### [INSTRUCTION]
Copy all lines in which the word "contribuire" can be found.

══════════════════════════════

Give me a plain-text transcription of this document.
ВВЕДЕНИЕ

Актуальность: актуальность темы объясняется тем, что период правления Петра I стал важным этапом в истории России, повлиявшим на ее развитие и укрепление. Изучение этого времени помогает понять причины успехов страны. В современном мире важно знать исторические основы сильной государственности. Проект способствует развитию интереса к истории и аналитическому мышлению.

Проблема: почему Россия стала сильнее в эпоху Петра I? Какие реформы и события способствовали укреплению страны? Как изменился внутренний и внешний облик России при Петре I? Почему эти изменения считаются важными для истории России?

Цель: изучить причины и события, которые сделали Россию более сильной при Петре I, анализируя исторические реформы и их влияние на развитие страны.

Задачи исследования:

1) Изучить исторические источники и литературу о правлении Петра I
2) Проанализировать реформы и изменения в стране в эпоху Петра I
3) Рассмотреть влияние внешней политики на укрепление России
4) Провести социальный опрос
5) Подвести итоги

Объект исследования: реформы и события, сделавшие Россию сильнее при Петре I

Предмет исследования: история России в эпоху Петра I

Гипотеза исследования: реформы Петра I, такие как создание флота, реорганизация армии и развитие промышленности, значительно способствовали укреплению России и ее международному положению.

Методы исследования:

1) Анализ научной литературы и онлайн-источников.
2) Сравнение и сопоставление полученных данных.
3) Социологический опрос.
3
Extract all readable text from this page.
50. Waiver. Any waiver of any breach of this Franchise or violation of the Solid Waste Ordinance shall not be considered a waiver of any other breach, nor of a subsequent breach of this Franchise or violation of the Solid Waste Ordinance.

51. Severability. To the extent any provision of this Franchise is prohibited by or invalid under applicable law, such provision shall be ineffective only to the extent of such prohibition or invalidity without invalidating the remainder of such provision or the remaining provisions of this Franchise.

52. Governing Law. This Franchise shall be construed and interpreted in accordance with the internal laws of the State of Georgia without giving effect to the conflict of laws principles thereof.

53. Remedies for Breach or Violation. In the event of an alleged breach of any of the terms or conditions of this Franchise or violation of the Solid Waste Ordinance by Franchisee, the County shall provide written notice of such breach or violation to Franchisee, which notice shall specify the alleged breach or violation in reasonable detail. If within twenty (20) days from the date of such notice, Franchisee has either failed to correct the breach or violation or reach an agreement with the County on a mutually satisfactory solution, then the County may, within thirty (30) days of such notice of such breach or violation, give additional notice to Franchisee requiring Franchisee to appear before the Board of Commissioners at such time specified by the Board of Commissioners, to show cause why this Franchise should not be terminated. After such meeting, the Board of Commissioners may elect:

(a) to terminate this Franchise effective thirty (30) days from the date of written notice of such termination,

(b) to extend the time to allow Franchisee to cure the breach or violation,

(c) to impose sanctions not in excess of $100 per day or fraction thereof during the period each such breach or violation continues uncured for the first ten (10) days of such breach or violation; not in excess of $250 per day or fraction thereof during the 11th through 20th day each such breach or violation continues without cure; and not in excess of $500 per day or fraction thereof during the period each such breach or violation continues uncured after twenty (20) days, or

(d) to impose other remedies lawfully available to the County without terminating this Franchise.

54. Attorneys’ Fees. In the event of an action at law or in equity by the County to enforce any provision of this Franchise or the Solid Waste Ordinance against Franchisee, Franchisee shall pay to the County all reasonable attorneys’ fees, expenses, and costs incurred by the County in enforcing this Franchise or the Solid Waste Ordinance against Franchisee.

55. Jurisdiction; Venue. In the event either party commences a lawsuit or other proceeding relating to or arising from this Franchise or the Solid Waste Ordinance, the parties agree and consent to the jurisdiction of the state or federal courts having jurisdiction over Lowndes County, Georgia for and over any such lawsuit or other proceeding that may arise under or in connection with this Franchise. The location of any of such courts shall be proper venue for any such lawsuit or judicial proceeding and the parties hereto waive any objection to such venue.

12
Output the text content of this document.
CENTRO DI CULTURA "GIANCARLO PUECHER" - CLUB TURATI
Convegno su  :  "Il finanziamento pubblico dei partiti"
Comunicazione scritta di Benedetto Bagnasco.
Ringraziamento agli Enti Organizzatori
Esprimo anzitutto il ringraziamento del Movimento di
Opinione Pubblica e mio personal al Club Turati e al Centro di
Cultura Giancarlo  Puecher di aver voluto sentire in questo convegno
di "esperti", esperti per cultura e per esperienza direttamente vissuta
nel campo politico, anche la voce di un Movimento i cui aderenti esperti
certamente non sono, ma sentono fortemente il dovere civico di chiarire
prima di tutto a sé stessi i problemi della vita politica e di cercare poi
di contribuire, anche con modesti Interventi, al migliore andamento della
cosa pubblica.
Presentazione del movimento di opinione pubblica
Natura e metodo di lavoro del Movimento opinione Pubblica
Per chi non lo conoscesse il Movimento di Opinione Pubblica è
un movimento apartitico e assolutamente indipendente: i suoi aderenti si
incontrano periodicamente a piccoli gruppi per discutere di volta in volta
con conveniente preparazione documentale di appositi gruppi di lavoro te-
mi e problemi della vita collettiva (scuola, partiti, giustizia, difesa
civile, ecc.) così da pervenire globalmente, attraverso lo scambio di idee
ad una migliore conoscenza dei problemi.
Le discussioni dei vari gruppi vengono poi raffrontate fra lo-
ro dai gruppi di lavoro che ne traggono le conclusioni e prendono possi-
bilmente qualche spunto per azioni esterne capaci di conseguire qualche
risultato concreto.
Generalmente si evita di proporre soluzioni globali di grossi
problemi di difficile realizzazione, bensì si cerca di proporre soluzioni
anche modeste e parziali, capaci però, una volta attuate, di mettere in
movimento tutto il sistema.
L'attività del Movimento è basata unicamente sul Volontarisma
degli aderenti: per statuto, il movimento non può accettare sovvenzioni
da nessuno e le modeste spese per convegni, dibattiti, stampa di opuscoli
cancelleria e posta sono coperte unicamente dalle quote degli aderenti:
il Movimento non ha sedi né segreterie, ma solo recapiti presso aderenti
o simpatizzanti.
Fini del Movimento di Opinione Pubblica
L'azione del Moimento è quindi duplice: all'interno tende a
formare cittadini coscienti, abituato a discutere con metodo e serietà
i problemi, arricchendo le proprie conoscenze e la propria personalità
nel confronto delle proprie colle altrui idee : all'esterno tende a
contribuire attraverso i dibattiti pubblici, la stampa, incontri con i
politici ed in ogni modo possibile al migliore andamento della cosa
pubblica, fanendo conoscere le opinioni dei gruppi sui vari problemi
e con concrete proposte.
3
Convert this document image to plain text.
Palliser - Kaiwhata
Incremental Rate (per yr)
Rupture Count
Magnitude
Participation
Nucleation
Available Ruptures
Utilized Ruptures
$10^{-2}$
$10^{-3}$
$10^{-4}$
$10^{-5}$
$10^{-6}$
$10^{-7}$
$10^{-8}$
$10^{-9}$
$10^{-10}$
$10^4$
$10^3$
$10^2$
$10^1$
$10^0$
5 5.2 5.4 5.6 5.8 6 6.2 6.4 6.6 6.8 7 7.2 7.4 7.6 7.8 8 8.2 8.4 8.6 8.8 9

══════════════════════════════

### [CORRECT ANSWER]
di contribuire, anche con modesti Interventi, al migliore andamento della
contribuire attraverso i dibattiti pubblici, la stampa, incontri con i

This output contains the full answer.